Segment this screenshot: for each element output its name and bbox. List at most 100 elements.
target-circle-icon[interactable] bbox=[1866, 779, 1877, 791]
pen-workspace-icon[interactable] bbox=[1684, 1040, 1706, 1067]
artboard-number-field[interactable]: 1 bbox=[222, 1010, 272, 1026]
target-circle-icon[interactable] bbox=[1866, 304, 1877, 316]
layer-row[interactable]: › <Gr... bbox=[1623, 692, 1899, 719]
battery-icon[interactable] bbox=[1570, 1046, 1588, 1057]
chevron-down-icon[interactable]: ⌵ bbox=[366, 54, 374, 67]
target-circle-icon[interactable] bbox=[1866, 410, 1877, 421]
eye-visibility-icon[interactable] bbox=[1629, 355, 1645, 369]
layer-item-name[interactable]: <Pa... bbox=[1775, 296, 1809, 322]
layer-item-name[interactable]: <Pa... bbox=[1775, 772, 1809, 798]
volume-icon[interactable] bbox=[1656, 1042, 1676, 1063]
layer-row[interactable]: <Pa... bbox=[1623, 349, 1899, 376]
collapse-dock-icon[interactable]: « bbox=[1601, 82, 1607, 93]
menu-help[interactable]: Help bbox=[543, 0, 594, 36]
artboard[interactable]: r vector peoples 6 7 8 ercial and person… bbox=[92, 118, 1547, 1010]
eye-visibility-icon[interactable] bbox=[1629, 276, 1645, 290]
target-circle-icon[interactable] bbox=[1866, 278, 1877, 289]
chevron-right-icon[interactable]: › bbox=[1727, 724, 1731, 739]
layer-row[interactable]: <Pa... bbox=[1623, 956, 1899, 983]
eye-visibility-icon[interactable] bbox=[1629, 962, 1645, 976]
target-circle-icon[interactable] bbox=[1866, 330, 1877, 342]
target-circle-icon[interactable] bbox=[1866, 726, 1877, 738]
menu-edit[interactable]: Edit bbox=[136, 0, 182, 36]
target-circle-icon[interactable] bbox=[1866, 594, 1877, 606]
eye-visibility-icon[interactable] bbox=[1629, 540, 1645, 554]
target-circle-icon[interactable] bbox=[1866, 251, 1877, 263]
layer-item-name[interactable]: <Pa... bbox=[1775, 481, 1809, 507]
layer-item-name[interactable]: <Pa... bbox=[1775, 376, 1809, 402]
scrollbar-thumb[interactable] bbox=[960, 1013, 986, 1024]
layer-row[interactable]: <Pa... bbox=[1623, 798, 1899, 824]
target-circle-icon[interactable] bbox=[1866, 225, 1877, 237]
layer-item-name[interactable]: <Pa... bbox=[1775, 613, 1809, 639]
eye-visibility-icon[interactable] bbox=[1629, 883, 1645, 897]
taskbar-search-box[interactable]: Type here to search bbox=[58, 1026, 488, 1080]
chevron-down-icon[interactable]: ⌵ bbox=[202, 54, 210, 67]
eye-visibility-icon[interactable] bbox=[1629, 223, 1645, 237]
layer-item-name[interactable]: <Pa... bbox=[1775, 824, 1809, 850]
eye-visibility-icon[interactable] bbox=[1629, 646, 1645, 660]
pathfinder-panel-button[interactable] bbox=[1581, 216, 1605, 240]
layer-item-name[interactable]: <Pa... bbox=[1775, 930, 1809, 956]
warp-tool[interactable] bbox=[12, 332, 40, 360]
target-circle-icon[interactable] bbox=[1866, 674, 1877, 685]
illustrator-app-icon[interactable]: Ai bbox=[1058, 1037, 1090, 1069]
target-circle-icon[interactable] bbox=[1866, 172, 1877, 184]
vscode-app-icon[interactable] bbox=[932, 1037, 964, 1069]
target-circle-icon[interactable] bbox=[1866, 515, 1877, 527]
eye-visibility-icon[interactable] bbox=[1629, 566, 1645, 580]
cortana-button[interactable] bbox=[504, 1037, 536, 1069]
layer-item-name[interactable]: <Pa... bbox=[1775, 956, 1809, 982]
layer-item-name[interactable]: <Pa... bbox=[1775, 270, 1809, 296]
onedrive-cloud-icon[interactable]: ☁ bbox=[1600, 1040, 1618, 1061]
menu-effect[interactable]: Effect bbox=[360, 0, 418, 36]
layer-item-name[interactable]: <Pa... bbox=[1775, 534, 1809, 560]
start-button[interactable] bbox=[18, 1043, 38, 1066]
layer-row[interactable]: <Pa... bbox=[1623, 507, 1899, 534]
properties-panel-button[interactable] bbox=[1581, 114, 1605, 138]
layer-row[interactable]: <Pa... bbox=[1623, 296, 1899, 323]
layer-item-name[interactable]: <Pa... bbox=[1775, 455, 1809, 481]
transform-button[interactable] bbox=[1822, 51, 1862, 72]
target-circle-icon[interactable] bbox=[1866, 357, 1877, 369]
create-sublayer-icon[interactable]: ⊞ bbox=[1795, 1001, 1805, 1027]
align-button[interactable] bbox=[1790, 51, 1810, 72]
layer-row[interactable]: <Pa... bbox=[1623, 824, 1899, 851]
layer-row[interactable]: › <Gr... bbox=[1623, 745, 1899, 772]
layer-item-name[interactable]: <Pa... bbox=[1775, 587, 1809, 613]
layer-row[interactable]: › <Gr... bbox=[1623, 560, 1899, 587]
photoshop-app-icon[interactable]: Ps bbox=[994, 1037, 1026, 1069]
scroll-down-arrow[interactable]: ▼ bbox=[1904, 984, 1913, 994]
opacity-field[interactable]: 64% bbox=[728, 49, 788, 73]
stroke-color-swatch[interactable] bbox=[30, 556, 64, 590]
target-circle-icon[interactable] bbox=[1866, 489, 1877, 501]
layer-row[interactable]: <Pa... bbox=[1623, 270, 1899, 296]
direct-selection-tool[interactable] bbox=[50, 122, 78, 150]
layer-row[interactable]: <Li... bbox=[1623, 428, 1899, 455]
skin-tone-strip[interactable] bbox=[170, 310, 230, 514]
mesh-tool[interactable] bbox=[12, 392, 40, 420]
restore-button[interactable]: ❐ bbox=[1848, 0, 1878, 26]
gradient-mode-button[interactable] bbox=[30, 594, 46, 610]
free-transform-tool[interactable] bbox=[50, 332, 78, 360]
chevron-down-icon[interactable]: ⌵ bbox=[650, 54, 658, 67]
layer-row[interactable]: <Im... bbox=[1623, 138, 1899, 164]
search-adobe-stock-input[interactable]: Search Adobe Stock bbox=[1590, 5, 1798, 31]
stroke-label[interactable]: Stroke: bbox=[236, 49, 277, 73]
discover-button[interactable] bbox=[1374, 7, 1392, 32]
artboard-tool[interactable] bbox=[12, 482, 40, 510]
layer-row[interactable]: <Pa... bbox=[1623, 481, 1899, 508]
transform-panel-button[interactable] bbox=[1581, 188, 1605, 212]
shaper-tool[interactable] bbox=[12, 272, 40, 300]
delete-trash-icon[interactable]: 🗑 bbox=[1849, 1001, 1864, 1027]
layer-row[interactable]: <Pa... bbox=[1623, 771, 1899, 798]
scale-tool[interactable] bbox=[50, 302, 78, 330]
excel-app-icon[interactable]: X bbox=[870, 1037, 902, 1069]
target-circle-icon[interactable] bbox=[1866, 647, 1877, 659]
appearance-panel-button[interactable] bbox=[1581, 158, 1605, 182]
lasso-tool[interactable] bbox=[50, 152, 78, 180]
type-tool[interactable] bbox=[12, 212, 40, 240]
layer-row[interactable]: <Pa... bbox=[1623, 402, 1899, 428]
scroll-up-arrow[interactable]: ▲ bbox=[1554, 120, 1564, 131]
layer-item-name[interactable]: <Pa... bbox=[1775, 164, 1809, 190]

++++

WHAT TO PRODUCE: Write out every line of the records above again, word for word, leaving nothing out and changing nothing.

ANSWER TO THIS TASK:
Segment this screenshot: for each element output its name and bbox. List at most 100 elements.
target-circle-icon[interactable] bbox=[1866, 779, 1877, 791]
pen-workspace-icon[interactable] bbox=[1684, 1040, 1706, 1067]
artboard-number-field[interactable]: 1 bbox=[222, 1010, 272, 1026]
target-circle-icon[interactable] bbox=[1866, 304, 1877, 316]
layer-row[interactable]: › <Gr... bbox=[1623, 692, 1899, 719]
battery-icon[interactable] bbox=[1570, 1046, 1588, 1057]
chevron-down-icon[interactable]: ⌵ bbox=[366, 54, 374, 67]
target-circle-icon[interactable] bbox=[1866, 410, 1877, 421]
eye-visibility-icon[interactable] bbox=[1629, 355, 1645, 369]
layer-item-name[interactable]: <Pa... bbox=[1775, 296, 1809, 322]
layer-item-name[interactable]: <Pa... bbox=[1775, 772, 1809, 798]
volume-icon[interactable] bbox=[1656, 1042, 1676, 1063]
layer-row[interactable]: <Pa... bbox=[1623, 349, 1899, 376]
collapse-dock-icon[interactable]: « bbox=[1601, 82, 1607, 93]
menu-help[interactable]: Help bbox=[543, 0, 594, 36]
artboard[interactable]: r vector peoples 6 7 8 ercial and person… bbox=[92, 118, 1547, 1010]
eye-visibility-icon[interactable] bbox=[1629, 276, 1645, 290]
target-circle-icon[interactable] bbox=[1866, 278, 1877, 289]
chevron-right-icon[interactable]: › bbox=[1727, 724, 1731, 739]
layer-row[interactable]: <Pa... bbox=[1623, 956, 1899, 983]
eye-visibility-icon[interactable] bbox=[1629, 962, 1645, 976]
target-circle-icon[interactable] bbox=[1866, 330, 1877, 342]
target-circle-icon[interactable] bbox=[1866, 726, 1877, 738]
menu-edit[interactable]: Edit bbox=[136, 0, 182, 36]
target-circle-icon[interactable] bbox=[1866, 594, 1877, 606]
eye-visibility-icon[interactable] bbox=[1629, 540, 1645, 554]
target-circle-icon[interactable] bbox=[1866, 251, 1877, 263]
layer-item-name[interactable]: <Pa... bbox=[1775, 481, 1809, 507]
layer-item-name[interactable]: <Pa... bbox=[1775, 376, 1809, 402]
scrollbar-thumb[interactable] bbox=[960, 1013, 986, 1024]
layer-row[interactable]: <Pa... bbox=[1623, 798, 1899, 824]
target-circle-icon[interactable] bbox=[1866, 225, 1877, 237]
layer-item-name[interactable]: <Pa... bbox=[1775, 613, 1809, 639]
eye-visibility-icon[interactable] bbox=[1629, 883, 1645, 897]
taskbar-search-box[interactable]: Type here to search bbox=[58, 1026, 488, 1080]
chevron-down-icon[interactable]: ⌵ bbox=[202, 54, 210, 67]
eye-visibility-icon[interactable] bbox=[1629, 223, 1645, 237]
layer-item-name[interactable]: <Pa... bbox=[1775, 824, 1809, 850]
eye-visibility-icon[interactable] bbox=[1629, 646, 1645, 660]
pathfinder-panel-button[interactable] bbox=[1581, 216, 1605, 240]
layer-item-name[interactable]: <Pa... bbox=[1775, 930, 1809, 956]
warp-tool[interactable] bbox=[12, 332, 40, 360]
target-circle-icon[interactable] bbox=[1866, 674, 1877, 685]
illustrator-app-icon[interactable]: Ai bbox=[1058, 1037, 1090, 1069]
target-circle-icon[interactable] bbox=[1866, 172, 1877, 184]
vscode-app-icon[interactable] bbox=[932, 1037, 964, 1069]
target-circle-icon[interactable] bbox=[1866, 515, 1877, 527]
eye-visibility-icon[interactable] bbox=[1629, 566, 1645, 580]
cortana-button[interactable] bbox=[504, 1037, 536, 1069]
layer-item-name[interactable]: <Pa... bbox=[1775, 956, 1809, 982]
layer-item-name[interactable]: <Pa... bbox=[1775, 270, 1809, 296]
onedrive-cloud-icon[interactable]: ☁ bbox=[1600, 1040, 1618, 1061]
menu-effect[interactable]: Effect bbox=[360, 0, 418, 36]
layer-item-name[interactable]: <Pa... bbox=[1775, 534, 1809, 560]
start-button[interactable] bbox=[18, 1043, 38, 1066]
layer-row[interactable]: <Pa... bbox=[1623, 507, 1899, 534]
properties-panel-button[interactable] bbox=[1581, 114, 1605, 138]
layer-row[interactable]: <Pa... bbox=[1623, 296, 1899, 323]
layer-item-name[interactable]: <Pa... bbox=[1775, 455, 1809, 481]
transform-button[interactable] bbox=[1822, 51, 1862, 72]
target-circle-icon[interactable] bbox=[1866, 357, 1877, 369]
create-sublayer-icon[interactable]: ⊞ bbox=[1795, 1001, 1805, 1027]
align-button[interactable] bbox=[1790, 51, 1810, 72]
layer-row[interactable]: <Pa... bbox=[1623, 824, 1899, 851]
layer-row[interactable]: › <Gr... bbox=[1623, 745, 1899, 772]
layer-item-name[interactable]: <Pa... bbox=[1775, 587, 1809, 613]
layer-row[interactable]: › <Gr... bbox=[1623, 560, 1899, 587]
photoshop-app-icon[interactable]: Ps bbox=[994, 1037, 1026, 1069]
scroll-down-arrow[interactable]: ▼ bbox=[1904, 984, 1913, 994]
opacity-field[interactable]: 64% bbox=[728, 49, 788, 73]
stroke-color-swatch[interactable] bbox=[30, 556, 64, 590]
target-circle-icon[interactable] bbox=[1866, 489, 1877, 501]
layer-row[interactable]: <Pa... bbox=[1623, 270, 1899, 296]
direct-selection-tool[interactable] bbox=[50, 122, 78, 150]
layer-row[interactable]: <Li... bbox=[1623, 428, 1899, 455]
skin-tone-strip[interactable] bbox=[170, 310, 230, 514]
mesh-tool[interactable] bbox=[12, 392, 40, 420]
restore-button[interactable]: ❐ bbox=[1848, 0, 1878, 26]
gradient-mode-button[interactable] bbox=[30, 594, 46, 610]
free-transform-tool[interactable] bbox=[50, 332, 78, 360]
chevron-down-icon[interactable]: ⌵ bbox=[650, 54, 658, 67]
layer-row[interactable]: <Im... bbox=[1623, 138, 1899, 164]
search-adobe-stock-input[interactable]: Search Adobe Stock bbox=[1590, 5, 1798, 31]
stroke-label[interactable]: Stroke: bbox=[236, 49, 277, 73]
discover-button[interactable] bbox=[1374, 7, 1392, 32]
artboard-tool[interactable] bbox=[12, 482, 40, 510]
layer-row[interactable]: <Pa... bbox=[1623, 481, 1899, 508]
transform-panel-button[interactable] bbox=[1581, 188, 1605, 212]
shaper-tool[interactable] bbox=[12, 272, 40, 300]
delete-trash-icon[interactable]: 🗑 bbox=[1849, 1001, 1864, 1027]
layer-row[interactable]: <Pa... bbox=[1623, 771, 1899, 798]
scale-tool[interactable] bbox=[50, 302, 78, 330]
excel-app-icon[interactable]: X bbox=[870, 1037, 902, 1069]
target-circle-icon[interactable] bbox=[1866, 647, 1877, 659]
appearance-panel-button[interactable] bbox=[1581, 158, 1605, 182]
lasso-tool[interactable] bbox=[50, 152, 78, 180]
type-tool[interactable] bbox=[12, 212, 40, 240]
layer-row[interactable]: <Pa... bbox=[1623, 402, 1899, 428]
scroll-up-arrow[interactable]: ▲ bbox=[1554, 120, 1564, 131]
layer-item-name[interactable]: <Pa... bbox=[1775, 164, 1809, 190]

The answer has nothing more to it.